• **Aim of the task**
Consider the data that follows and state how many lines contain the string "type", using the number alone.

• **Given records**
· · · · ·

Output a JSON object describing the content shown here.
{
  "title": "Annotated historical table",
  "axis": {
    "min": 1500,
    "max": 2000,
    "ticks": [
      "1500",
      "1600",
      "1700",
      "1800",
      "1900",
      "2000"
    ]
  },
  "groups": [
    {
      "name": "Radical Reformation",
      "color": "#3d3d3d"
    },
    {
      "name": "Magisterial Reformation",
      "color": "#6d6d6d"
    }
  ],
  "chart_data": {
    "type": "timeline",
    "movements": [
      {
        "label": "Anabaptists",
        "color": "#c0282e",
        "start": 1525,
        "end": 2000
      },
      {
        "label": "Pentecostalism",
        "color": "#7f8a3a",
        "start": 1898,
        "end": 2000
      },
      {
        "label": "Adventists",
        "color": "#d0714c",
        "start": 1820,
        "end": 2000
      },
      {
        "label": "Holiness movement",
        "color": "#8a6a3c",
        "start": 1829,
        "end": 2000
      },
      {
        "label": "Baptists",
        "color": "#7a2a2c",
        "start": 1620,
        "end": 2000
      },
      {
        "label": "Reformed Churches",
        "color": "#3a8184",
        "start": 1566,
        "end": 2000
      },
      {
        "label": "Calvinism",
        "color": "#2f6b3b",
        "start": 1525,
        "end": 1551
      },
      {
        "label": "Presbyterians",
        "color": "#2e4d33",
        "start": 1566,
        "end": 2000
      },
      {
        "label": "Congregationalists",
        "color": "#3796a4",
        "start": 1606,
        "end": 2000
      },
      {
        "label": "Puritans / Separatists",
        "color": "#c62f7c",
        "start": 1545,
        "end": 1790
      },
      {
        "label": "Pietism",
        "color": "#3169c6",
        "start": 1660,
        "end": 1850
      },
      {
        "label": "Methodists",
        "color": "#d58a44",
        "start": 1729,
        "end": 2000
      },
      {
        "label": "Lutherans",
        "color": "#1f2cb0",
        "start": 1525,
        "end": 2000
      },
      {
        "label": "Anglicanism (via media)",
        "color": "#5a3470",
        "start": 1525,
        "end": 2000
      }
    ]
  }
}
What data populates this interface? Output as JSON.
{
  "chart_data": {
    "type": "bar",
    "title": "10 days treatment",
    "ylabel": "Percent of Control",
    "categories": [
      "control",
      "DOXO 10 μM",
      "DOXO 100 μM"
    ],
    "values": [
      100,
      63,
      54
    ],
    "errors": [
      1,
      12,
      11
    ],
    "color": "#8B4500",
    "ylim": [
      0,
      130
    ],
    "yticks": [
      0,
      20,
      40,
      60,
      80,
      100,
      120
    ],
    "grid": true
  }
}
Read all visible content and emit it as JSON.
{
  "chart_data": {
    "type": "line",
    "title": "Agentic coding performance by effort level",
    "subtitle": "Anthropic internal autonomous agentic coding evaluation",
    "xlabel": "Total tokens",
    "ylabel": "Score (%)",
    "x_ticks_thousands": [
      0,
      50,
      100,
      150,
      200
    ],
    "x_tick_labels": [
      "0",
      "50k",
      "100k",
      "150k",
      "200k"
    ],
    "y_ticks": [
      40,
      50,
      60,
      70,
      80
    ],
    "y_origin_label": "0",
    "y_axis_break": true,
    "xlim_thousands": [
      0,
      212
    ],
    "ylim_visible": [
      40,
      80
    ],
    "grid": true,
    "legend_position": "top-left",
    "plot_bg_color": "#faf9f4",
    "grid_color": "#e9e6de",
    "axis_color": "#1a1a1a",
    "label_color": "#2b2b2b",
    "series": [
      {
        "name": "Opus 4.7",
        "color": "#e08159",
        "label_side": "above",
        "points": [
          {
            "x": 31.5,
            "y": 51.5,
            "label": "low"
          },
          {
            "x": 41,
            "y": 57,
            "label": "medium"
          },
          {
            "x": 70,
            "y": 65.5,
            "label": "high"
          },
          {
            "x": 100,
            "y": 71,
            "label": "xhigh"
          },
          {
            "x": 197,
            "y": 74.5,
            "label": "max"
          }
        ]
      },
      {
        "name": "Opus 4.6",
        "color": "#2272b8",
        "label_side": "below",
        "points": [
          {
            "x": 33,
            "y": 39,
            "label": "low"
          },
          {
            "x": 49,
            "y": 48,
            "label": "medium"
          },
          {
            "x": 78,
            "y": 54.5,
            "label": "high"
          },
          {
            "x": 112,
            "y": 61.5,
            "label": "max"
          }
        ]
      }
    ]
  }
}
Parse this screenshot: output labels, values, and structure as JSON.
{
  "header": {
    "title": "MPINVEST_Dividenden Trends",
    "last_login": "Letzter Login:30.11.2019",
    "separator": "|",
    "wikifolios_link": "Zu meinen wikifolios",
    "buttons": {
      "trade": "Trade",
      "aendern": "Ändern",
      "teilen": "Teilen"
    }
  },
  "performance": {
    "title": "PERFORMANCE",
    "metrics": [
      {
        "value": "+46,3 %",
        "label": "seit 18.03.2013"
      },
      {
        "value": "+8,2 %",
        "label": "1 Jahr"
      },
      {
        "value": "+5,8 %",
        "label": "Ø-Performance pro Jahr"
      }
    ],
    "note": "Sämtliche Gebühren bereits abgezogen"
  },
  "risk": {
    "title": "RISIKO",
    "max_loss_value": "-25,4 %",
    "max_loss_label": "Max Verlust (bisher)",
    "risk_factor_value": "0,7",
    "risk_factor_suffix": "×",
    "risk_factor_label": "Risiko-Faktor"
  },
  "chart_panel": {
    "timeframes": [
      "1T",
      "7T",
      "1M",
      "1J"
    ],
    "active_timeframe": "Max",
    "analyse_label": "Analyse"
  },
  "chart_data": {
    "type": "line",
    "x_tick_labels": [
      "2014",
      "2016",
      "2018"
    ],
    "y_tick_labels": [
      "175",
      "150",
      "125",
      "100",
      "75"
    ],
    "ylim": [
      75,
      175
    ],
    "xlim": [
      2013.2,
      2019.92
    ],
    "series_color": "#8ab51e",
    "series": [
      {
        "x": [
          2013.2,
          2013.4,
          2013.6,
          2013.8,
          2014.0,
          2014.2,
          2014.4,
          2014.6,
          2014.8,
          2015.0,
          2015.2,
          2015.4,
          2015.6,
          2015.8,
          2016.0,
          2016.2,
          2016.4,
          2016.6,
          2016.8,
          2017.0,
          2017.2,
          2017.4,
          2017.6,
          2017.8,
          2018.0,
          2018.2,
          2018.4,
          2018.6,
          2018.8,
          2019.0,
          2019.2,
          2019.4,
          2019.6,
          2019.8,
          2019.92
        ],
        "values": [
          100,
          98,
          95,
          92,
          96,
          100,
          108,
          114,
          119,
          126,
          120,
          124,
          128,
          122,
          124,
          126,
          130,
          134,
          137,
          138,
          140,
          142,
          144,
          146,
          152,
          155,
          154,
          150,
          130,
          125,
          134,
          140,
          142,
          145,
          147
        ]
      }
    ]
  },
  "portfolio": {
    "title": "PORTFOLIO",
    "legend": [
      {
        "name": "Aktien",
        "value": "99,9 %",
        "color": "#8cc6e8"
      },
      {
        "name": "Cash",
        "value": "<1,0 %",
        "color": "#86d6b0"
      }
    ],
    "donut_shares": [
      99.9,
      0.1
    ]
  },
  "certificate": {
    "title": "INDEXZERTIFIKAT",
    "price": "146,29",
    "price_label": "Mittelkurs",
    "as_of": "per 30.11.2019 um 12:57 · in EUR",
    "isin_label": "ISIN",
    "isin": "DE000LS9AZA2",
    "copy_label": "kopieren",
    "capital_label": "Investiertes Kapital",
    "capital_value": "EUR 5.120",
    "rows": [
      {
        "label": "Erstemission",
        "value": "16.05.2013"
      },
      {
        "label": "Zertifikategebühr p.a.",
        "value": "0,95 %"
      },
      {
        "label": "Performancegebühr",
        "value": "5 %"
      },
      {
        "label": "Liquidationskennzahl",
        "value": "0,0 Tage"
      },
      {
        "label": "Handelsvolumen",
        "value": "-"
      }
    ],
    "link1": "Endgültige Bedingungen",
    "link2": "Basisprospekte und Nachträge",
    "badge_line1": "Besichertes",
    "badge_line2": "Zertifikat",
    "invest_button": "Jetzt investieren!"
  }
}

· · · · ·

• **Output of the exercise**
4